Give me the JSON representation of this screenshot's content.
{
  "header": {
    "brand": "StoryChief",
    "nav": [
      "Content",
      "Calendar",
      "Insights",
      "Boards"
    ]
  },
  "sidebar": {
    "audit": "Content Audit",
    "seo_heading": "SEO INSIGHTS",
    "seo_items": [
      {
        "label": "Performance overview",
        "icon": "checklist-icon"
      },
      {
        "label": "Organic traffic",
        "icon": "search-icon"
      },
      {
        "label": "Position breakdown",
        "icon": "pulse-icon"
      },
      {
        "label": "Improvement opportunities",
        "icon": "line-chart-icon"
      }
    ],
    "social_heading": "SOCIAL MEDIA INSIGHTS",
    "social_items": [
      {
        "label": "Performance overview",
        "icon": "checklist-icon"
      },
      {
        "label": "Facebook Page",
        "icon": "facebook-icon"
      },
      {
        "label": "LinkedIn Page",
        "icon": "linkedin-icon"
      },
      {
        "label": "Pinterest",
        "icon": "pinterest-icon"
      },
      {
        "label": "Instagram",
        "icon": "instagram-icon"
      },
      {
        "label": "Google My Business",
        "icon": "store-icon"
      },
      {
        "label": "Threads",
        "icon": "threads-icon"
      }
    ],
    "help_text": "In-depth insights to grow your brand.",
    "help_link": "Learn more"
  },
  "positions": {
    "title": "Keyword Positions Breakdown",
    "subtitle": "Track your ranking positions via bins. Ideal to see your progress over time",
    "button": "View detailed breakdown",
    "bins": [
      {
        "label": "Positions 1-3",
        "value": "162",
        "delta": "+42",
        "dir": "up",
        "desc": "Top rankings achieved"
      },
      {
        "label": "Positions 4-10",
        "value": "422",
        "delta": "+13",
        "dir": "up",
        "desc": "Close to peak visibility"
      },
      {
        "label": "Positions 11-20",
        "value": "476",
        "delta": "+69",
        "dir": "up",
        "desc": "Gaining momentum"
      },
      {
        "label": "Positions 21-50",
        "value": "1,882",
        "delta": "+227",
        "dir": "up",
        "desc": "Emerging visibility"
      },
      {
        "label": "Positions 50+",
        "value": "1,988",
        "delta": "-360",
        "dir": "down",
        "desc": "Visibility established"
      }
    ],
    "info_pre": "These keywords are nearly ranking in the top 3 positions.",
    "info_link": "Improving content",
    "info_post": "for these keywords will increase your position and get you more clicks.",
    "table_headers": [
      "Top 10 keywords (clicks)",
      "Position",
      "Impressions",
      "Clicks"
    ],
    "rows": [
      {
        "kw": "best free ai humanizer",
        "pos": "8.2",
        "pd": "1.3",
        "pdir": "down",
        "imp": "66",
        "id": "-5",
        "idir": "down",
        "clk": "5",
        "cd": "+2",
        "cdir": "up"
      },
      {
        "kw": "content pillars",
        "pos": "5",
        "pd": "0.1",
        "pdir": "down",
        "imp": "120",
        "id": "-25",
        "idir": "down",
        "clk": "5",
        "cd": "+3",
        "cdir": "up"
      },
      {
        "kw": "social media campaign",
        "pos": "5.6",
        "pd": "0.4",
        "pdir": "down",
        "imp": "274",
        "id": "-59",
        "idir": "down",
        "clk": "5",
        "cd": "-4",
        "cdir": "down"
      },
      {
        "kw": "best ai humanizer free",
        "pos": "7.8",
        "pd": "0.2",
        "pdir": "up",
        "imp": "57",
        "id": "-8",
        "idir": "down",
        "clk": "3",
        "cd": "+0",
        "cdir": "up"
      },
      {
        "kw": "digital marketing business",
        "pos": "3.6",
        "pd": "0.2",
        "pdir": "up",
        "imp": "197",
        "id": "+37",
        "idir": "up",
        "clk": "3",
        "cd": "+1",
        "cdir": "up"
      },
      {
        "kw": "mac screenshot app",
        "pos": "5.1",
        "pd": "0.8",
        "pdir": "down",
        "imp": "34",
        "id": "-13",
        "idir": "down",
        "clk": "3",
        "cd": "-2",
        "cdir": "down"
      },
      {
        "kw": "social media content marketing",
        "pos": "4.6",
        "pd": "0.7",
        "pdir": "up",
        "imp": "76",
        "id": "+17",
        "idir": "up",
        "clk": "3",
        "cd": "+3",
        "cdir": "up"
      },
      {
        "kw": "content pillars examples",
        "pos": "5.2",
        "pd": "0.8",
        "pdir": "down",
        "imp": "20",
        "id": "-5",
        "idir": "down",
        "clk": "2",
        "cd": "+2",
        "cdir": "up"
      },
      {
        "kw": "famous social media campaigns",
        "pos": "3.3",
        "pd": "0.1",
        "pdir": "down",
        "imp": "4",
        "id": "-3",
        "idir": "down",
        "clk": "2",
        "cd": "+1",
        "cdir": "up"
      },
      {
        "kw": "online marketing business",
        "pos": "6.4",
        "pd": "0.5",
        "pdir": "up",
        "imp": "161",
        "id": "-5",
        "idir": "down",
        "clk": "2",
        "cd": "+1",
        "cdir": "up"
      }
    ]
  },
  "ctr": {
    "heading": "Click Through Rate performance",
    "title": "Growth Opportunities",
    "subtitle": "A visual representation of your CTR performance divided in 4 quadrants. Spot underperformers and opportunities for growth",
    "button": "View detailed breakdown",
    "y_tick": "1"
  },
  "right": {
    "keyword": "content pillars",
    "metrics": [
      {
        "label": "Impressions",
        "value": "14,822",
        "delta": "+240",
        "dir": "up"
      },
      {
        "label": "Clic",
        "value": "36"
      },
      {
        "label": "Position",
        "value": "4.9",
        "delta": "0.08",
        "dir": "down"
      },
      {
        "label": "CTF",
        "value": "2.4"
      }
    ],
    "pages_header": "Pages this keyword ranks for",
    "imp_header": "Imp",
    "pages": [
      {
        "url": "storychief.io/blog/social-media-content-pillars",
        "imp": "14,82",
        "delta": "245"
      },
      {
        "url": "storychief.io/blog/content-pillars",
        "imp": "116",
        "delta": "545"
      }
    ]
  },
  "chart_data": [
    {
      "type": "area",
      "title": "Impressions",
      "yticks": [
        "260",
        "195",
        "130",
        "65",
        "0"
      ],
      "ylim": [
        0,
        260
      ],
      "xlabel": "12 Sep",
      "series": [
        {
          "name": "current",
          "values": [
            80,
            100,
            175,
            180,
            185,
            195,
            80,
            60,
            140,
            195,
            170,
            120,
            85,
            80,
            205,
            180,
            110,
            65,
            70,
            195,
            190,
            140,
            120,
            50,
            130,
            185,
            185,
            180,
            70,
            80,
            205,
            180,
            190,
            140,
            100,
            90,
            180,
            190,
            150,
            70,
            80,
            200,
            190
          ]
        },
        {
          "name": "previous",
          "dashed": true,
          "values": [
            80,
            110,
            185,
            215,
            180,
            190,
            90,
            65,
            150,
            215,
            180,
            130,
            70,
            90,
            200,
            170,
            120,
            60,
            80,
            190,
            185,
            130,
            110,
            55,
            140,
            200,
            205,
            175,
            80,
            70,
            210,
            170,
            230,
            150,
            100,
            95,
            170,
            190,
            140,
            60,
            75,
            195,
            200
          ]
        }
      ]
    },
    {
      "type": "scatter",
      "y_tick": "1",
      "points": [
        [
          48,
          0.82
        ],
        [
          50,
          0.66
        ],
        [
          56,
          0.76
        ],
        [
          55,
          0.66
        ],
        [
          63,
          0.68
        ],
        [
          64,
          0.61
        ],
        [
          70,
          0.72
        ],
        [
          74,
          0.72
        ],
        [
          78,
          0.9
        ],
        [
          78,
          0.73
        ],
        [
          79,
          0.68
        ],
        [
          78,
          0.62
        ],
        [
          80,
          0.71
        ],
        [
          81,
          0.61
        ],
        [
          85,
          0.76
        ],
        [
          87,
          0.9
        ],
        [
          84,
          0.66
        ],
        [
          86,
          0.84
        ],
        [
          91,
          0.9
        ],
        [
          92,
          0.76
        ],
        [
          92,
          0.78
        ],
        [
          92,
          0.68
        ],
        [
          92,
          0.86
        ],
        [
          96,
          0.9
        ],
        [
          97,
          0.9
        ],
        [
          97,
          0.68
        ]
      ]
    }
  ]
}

------------------------------------------------------------------------

> **THE EXERCISE**
In the data above, how many lines contain the string "marketing"? Answer with the number only.

> **EXERCISE SOLUTION**
3